*Objectif visé*. Transcrivez sans modification le passage de l'article sur la dette et les taux d'intérêt. Commencez aux mots « Le cycle entier, d’un » et arrêtez-vous après « en deux camps. ».

*Extrait du document*.
__________
La Chronique Agora

Un bon niveau d’achat

dette, taux d'intérêts et marché obligataire

Le point de vue de la plupart des analystes est erroné, l’économie ne peut supporter la hausse des taux longs et les actions vont lourdement chuter.

C’est une journée de mai typique en Irlande. Il fait environ 9°C. Le temps est gris et nuageux.

Nous sommes à Youghal – qui se prononce yawl – pour suivre nos projets de rénovation immobilière. Les échafaudages sont en place. Les sols et la toiture ont été enlevés de manière à pouvoir inspecter les poutres et remplacer celles qui doivent l’être.

Les travaux sont en cours

« Elles est en remarquablement bon état, pour une aussi vieille maison », a dit l’architecte.

Nous installons une petite véranda en verre à côté de la cuisine. Nous avons demandé ce que cela donnerait pendant l’été.

« Mais c’est l’été », nous a-t-il répondu.

Pendant ce temps…

D’un creux à un autre

Nous surveillons une importante nouveauté : le rendement du bon du Trésor US à 10 ans. Il a atteint un sommet de sept ans hier, à 10 points de base au-dessus des 3%.

Qui s’en soucie ?

Eh bien, il y a plus de 200 000 milliards de dollars de dette dans le monde. La majeure partie de cette somme est liée – directement ou par alliance – au marché des obligations souveraines américain. Ces dettes sont donc considérablement influencées par la dette US.

Les rendements du 10 ans US ont grimpé de près de 200 points de base après avoir atteint un plancher en juillet 2016. La dernière fois que les rendements étaient à des prix aussi élevés, c’était à peu près à l’époque où votre correspondant est né, quelques années après la fin de la Deuxième Guerre mondiale.

Le cycle entier, d’un creux à un autre, a duré près d’une vie… 68 ans. A présent, il semble (parce qu’on ne peut jamais être certain) que tout recommence. Nous renaissons… au tout début d’un nouveau cycle.

Deux camps

Déjà, les génies financiers de la télévision se préparent à 4%. De ce que nous pouvons voir, ils sont divisés en deux camps.

L’un déclare que ces 4% nuiront aux marchés actions. Jim Cramer, par exemple, pense que les actions perdront 20% lorsque les 4% de rendement seront atteints.

L’autre camp affirme qu’un rendement à 4% ne posera pas de problème ; l’économie est assez vigoureuse pour le supporter.

Les deux ont probablement tort.

Le premier point de vue est plus ou moins aligné sur le « modèle Fed ». Les investisseurs comparent ce qu’ils peuvent obtenir avec les bons du Trésor au taux de dividende du marché boursier. Lorsque les bons du Trésor grimpent, les actions doivent chuter pour fournir des rendements compétitifs.

Mais non, disent les autres… en termes réels, 4% fait seulement 2%… et notre super économie actuelle peut gérer ça sans problème. Après tout, le chômage est quasi-inexistant. L’inflation est sous contrôle. Et un boom se prépare, dû à la relance générée par les baisses d’impôts.

L’idée de base, c’est que l’économie est forte. Les profits des entreprises devraient grimper, suivis par les actions.
__________
*Données enregistrées*.
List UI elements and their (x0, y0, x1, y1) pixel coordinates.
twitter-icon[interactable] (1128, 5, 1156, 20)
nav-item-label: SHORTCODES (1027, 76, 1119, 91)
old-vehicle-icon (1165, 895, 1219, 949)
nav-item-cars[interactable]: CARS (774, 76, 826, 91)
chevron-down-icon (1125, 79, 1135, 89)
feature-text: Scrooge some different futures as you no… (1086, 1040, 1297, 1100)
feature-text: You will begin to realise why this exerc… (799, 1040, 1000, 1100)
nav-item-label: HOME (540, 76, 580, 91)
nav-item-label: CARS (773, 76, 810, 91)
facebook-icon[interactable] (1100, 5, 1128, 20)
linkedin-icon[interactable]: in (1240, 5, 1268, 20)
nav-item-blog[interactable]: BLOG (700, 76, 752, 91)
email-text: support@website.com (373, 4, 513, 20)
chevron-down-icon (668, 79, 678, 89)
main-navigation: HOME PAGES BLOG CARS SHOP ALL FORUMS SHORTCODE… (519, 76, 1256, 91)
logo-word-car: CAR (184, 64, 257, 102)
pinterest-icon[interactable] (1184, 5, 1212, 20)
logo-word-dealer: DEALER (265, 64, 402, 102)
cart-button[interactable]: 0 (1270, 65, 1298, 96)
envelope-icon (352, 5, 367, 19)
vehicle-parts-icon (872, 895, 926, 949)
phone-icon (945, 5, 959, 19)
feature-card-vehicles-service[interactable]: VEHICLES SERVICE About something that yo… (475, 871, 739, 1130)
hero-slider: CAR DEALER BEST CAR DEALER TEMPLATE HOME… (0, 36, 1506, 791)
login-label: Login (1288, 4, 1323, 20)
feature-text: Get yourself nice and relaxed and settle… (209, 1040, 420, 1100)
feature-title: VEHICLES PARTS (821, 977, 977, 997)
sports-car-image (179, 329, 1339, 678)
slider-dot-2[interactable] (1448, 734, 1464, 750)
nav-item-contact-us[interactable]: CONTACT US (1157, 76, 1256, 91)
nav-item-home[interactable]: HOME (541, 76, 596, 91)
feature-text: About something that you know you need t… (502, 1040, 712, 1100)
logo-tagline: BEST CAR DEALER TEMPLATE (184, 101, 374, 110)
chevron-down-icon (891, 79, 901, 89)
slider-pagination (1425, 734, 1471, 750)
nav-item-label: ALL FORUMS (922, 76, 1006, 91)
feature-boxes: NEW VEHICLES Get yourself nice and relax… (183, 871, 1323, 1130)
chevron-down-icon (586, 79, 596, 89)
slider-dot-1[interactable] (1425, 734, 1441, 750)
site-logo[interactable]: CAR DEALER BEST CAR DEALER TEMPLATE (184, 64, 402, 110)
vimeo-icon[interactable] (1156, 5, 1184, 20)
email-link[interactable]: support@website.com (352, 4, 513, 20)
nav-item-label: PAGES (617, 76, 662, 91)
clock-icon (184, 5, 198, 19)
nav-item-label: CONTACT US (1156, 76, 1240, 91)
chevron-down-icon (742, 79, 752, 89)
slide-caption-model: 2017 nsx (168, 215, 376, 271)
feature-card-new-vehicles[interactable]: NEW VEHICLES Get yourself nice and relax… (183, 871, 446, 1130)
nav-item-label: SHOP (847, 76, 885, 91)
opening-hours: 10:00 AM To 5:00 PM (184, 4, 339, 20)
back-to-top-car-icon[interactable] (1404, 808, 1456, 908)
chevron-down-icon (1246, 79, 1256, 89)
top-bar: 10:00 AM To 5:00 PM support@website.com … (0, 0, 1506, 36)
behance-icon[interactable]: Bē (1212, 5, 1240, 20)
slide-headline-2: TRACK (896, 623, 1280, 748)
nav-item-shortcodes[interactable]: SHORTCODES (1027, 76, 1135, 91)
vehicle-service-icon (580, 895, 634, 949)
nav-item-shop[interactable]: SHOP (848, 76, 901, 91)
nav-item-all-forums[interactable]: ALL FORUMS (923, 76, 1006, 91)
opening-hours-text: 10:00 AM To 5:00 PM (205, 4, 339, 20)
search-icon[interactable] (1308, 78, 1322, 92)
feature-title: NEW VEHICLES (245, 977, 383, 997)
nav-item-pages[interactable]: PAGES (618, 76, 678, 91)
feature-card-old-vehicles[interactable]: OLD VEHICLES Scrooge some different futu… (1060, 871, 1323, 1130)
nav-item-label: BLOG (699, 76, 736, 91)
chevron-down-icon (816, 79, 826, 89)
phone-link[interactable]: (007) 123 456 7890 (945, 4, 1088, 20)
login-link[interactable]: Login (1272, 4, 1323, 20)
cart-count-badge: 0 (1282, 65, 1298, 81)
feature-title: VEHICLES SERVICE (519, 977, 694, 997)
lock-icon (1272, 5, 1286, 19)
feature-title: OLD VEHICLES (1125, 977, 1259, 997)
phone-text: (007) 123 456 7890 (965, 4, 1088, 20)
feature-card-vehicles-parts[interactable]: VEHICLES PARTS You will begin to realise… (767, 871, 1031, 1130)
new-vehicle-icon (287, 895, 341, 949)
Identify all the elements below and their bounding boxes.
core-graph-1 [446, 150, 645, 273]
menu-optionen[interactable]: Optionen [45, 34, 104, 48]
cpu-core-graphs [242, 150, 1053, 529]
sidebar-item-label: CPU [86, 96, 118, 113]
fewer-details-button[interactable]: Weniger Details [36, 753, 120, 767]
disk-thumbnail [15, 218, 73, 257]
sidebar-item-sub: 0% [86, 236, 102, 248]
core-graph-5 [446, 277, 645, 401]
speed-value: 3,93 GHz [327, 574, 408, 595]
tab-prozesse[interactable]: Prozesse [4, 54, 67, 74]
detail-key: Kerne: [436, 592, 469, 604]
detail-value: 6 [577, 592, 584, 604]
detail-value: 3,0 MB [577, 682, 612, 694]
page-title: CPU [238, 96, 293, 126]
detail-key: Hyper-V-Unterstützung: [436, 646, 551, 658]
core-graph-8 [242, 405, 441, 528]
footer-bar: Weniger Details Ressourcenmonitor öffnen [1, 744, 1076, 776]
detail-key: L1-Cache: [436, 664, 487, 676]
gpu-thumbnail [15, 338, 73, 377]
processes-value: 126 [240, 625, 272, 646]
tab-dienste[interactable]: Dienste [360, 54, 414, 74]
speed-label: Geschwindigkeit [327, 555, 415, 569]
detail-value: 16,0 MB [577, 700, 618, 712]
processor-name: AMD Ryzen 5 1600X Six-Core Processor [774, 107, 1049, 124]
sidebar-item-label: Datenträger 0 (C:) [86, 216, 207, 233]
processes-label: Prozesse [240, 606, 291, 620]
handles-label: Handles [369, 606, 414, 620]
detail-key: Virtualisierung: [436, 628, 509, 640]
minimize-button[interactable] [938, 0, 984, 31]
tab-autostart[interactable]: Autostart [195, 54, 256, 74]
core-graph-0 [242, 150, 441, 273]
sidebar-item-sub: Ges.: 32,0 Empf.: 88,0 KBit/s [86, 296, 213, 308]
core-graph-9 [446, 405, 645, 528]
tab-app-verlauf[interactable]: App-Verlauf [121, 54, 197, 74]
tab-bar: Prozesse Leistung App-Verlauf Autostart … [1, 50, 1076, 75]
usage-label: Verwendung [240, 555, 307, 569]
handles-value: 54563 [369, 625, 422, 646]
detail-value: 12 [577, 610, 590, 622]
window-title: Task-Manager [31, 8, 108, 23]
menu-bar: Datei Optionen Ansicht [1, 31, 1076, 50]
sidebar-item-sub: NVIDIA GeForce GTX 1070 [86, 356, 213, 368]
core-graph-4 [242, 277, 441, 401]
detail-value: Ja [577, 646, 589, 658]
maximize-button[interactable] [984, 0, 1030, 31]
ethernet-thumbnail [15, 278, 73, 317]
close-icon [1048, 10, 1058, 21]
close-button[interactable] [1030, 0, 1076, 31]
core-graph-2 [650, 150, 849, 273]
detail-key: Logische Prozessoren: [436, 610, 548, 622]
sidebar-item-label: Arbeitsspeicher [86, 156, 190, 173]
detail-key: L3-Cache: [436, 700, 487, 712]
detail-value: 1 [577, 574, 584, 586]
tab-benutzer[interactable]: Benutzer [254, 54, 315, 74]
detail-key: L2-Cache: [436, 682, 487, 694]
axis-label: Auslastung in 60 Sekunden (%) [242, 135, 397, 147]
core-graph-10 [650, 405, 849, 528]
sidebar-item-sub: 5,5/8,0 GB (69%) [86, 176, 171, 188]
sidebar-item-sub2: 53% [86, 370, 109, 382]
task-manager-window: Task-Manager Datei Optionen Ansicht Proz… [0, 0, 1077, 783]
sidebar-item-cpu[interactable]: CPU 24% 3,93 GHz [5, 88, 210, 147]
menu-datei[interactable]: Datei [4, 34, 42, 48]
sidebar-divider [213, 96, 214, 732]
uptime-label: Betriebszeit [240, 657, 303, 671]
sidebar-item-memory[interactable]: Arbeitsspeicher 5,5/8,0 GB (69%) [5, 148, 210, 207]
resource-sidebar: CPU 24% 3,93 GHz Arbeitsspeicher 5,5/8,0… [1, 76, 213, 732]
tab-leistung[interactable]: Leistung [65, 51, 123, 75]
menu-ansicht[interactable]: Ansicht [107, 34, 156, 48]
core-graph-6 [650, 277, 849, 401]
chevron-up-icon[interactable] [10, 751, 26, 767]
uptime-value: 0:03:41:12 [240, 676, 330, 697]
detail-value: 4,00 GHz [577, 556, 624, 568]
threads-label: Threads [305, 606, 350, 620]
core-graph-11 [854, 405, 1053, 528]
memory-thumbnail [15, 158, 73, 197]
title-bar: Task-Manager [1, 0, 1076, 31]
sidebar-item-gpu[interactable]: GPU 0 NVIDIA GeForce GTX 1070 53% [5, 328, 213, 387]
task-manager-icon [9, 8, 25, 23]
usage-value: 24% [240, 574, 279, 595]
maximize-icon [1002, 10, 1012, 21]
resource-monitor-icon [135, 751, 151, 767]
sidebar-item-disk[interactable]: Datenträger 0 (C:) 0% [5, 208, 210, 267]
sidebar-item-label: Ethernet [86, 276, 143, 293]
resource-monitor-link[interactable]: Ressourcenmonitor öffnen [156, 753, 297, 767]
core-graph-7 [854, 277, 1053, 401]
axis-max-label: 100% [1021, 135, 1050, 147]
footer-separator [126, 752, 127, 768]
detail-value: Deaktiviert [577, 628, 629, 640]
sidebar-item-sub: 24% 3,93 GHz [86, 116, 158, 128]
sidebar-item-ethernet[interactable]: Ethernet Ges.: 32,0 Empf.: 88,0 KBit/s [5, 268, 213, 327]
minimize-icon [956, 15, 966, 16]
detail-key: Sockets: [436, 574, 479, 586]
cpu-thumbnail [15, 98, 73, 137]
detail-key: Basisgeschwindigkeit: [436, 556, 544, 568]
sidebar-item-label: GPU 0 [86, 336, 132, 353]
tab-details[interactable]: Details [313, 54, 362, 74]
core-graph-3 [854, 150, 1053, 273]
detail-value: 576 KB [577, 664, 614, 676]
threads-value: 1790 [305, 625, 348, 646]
__________
*Résultat obtenu*.
Le cycle entier, d’un creux à un autre, a duré près d’une vie… 68 ans. A présent, il semble (parce qu’on ne peut jamais être certain) que tout recommence. Nous renaissons… au tout début d’un nouveau cycle.

Deux camps

Déjà, les génies financiers de la télévision se préparent à 4%. De ce que nous pouvons voir, ils sont divisés en deux camps.